* **What is being asked**
Only lines holding the word "image" should be copied from the material.

Data entries
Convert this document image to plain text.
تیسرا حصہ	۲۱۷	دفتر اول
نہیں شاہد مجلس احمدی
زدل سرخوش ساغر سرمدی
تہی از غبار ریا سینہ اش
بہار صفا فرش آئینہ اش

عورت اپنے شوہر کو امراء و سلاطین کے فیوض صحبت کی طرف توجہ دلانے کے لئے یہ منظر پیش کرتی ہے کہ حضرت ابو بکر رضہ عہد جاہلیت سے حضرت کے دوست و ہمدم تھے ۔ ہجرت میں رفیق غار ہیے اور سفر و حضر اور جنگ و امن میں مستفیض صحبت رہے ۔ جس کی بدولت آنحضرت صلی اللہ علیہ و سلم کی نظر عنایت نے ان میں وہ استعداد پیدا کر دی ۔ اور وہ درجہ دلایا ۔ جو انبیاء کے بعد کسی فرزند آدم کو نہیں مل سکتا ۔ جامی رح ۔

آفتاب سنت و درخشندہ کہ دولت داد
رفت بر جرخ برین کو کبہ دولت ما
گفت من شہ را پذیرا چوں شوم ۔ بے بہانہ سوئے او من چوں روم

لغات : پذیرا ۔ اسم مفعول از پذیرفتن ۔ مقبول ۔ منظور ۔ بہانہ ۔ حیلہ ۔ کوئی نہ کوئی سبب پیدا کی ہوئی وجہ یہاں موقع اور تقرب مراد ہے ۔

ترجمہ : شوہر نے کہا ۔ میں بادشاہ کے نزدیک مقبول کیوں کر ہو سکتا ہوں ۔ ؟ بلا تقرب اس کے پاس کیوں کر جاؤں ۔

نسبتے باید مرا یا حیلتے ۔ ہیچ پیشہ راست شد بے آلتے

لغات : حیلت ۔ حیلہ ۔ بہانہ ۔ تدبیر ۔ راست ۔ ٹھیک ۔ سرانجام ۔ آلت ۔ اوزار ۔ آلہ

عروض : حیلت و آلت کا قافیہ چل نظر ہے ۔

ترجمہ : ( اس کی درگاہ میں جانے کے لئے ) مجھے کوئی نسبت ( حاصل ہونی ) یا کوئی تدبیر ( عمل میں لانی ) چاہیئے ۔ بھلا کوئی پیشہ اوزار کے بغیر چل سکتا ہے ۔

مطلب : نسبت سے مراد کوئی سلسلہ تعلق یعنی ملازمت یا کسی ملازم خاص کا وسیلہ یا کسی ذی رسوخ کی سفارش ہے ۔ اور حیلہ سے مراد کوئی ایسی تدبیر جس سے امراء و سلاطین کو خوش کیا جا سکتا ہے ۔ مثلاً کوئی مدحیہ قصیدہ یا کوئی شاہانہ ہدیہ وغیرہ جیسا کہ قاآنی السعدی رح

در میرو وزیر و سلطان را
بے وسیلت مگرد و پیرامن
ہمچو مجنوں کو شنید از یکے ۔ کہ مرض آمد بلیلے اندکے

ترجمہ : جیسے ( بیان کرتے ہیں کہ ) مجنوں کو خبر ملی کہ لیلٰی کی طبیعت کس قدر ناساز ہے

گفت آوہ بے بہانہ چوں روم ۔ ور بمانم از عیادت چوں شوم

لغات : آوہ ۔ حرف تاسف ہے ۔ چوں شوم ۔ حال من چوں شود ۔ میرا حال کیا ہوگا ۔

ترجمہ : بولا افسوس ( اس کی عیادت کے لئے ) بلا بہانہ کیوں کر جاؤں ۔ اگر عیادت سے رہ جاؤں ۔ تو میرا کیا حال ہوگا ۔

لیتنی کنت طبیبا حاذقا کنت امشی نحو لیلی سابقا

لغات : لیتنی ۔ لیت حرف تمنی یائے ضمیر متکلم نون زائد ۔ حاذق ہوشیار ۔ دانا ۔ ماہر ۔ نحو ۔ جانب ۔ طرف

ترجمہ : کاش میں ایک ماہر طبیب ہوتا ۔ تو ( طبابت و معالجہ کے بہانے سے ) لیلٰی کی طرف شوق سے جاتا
* * *
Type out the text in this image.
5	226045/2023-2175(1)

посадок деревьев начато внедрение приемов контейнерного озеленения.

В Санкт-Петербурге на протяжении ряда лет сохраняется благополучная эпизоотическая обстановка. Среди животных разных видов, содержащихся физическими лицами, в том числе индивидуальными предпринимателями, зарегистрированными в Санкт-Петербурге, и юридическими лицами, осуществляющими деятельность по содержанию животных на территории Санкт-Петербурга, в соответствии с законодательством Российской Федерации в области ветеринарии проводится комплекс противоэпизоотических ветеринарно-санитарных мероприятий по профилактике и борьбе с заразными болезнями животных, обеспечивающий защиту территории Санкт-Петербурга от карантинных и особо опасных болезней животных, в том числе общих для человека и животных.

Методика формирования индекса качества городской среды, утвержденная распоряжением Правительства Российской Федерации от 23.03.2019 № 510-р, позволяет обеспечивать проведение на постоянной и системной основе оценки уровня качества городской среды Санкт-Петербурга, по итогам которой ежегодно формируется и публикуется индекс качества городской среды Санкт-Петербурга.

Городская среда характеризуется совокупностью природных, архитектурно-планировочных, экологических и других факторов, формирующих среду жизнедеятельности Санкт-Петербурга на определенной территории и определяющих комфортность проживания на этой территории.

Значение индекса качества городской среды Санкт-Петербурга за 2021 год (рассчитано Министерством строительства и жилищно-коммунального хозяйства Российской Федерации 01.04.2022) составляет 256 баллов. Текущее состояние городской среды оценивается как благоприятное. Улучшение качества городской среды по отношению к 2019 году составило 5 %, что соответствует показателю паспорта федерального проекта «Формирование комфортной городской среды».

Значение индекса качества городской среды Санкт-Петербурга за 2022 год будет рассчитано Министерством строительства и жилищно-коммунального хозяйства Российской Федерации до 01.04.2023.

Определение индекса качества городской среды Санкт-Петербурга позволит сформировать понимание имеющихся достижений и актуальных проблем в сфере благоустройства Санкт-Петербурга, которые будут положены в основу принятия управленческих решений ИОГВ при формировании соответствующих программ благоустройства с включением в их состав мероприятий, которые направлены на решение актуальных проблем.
==
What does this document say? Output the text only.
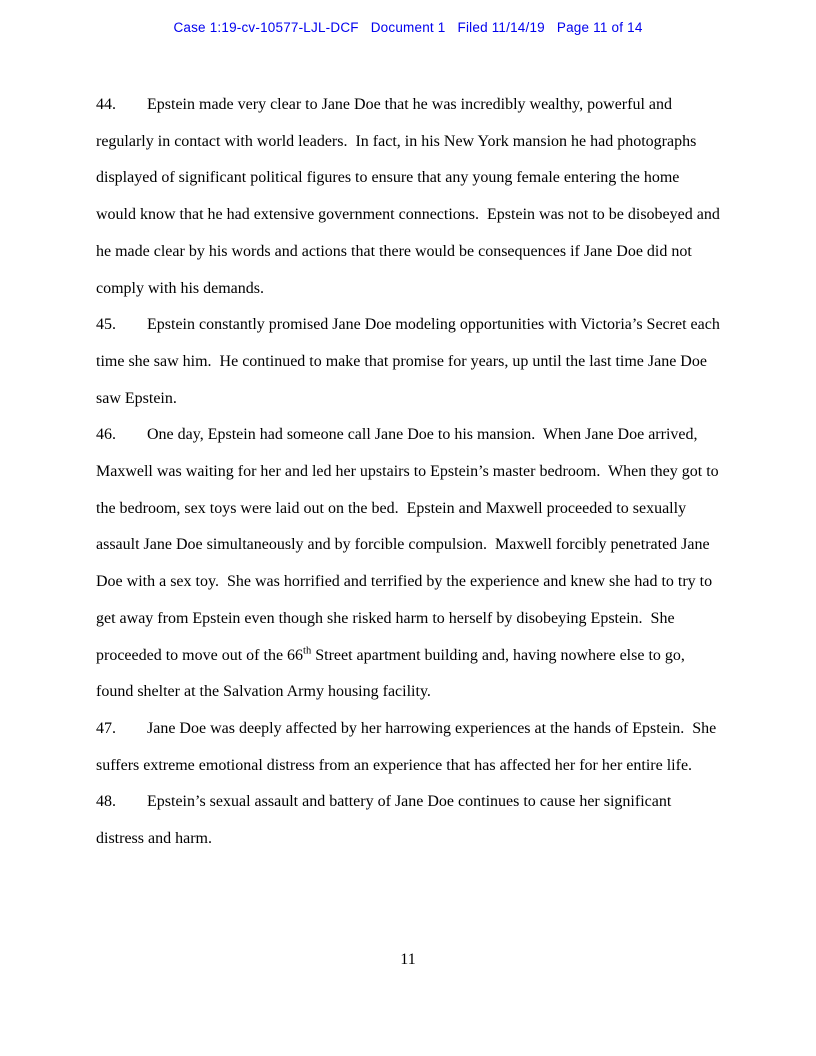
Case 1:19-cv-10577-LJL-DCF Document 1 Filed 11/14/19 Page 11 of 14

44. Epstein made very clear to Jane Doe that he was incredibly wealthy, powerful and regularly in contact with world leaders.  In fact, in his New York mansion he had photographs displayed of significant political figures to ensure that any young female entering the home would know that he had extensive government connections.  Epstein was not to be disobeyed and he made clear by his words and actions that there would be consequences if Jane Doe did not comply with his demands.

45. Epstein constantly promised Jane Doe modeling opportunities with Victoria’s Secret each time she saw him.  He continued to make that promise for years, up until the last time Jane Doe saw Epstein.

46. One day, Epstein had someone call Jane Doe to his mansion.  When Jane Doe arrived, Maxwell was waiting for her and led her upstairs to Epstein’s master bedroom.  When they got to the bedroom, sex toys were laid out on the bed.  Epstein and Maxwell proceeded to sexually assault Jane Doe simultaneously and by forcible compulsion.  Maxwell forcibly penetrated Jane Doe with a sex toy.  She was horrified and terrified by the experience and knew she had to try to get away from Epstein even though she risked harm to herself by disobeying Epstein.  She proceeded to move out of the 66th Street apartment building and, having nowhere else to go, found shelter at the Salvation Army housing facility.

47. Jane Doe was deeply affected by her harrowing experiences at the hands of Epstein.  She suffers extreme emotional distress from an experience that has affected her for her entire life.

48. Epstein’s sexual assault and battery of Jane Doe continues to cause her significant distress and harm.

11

* **Reply**
Convert this document image to plain text.
Type out the text in this image.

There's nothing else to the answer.